▶ PROBLEM:
In the data that follows, count every line holding the string "JSON" and give the count alone.

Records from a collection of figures
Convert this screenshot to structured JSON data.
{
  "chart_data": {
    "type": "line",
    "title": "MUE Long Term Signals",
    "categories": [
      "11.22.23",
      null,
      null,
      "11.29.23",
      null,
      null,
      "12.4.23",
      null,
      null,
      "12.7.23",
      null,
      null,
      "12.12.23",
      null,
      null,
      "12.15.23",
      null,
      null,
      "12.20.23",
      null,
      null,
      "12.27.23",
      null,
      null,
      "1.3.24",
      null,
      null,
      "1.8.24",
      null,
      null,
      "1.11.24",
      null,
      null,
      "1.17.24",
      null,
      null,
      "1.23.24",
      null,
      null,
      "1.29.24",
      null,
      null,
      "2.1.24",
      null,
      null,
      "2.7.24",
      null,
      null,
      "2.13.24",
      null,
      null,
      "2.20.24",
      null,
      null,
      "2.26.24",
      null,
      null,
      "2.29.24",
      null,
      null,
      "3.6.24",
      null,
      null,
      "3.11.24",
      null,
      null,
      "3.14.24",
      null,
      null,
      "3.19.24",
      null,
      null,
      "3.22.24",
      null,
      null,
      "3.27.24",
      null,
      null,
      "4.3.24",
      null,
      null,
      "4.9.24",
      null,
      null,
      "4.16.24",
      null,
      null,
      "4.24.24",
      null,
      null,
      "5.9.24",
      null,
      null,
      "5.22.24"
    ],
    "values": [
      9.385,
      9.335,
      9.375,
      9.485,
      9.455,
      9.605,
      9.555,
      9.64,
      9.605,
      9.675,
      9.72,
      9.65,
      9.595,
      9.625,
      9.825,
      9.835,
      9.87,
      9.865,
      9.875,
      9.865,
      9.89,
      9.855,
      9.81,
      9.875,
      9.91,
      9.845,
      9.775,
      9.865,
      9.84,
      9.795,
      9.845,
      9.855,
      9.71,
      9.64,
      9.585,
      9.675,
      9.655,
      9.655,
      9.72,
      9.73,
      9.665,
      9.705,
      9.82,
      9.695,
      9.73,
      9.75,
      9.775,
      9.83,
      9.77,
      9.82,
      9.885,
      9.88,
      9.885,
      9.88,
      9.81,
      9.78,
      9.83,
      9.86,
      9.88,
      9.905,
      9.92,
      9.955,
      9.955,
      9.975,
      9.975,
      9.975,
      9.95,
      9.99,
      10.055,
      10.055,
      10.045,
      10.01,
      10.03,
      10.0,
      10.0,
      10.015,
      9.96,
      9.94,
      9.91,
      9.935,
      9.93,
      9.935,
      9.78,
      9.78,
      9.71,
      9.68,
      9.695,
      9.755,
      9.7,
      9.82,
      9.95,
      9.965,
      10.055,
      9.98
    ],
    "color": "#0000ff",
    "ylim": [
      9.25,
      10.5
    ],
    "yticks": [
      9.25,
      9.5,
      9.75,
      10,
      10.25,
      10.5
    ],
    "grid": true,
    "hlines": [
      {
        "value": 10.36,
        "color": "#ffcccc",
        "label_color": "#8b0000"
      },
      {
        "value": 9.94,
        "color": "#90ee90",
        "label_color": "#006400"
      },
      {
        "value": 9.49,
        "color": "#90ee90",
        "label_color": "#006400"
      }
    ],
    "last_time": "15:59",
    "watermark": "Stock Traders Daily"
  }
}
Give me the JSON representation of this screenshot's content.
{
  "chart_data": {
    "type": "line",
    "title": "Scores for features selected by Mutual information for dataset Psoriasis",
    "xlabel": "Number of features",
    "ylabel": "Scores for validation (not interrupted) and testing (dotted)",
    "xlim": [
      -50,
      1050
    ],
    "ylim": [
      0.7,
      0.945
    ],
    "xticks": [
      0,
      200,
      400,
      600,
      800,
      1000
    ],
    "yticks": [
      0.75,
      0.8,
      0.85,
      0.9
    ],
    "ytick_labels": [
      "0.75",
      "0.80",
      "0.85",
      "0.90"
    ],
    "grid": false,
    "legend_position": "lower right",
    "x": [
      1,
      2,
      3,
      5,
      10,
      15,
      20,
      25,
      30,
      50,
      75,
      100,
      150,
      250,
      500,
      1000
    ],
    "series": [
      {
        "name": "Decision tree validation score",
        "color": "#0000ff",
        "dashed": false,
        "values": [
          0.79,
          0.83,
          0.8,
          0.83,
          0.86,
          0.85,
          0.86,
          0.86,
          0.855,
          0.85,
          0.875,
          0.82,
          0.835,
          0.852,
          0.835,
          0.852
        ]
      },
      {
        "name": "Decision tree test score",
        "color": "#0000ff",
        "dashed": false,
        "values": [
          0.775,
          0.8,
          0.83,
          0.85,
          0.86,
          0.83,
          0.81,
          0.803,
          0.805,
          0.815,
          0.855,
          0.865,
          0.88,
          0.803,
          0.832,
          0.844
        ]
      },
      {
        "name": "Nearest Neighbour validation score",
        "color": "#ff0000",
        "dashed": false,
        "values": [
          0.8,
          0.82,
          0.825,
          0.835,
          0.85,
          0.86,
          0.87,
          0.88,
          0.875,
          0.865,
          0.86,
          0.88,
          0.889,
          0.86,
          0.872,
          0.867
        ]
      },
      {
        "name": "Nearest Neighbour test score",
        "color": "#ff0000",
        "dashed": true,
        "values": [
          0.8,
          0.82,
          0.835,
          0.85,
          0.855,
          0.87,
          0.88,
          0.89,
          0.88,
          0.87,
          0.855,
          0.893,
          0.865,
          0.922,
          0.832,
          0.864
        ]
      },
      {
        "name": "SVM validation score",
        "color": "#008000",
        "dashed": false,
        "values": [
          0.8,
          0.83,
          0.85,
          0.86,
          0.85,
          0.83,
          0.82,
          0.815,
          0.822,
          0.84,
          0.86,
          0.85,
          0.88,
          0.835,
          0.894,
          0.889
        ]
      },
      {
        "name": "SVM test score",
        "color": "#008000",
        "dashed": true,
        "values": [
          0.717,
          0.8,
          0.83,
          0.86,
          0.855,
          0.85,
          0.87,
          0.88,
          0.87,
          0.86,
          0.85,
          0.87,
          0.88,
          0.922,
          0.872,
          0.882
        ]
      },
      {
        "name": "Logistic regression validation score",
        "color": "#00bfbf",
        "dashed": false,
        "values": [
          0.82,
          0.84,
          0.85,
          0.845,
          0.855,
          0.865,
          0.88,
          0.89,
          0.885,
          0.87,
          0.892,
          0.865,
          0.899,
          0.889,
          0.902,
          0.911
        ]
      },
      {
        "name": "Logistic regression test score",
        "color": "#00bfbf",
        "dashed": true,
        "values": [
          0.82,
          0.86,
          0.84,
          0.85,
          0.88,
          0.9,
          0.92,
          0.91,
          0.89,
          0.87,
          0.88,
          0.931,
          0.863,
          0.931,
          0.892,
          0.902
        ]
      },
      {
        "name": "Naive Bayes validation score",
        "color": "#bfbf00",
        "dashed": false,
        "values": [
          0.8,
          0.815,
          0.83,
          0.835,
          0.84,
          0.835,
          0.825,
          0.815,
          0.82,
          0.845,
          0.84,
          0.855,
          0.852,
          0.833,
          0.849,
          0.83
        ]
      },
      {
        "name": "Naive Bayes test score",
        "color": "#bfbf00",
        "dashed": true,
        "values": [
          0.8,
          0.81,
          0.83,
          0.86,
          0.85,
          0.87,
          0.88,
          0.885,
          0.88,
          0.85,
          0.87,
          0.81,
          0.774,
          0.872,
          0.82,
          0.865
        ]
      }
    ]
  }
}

▶ OUTPUT BELOW:
2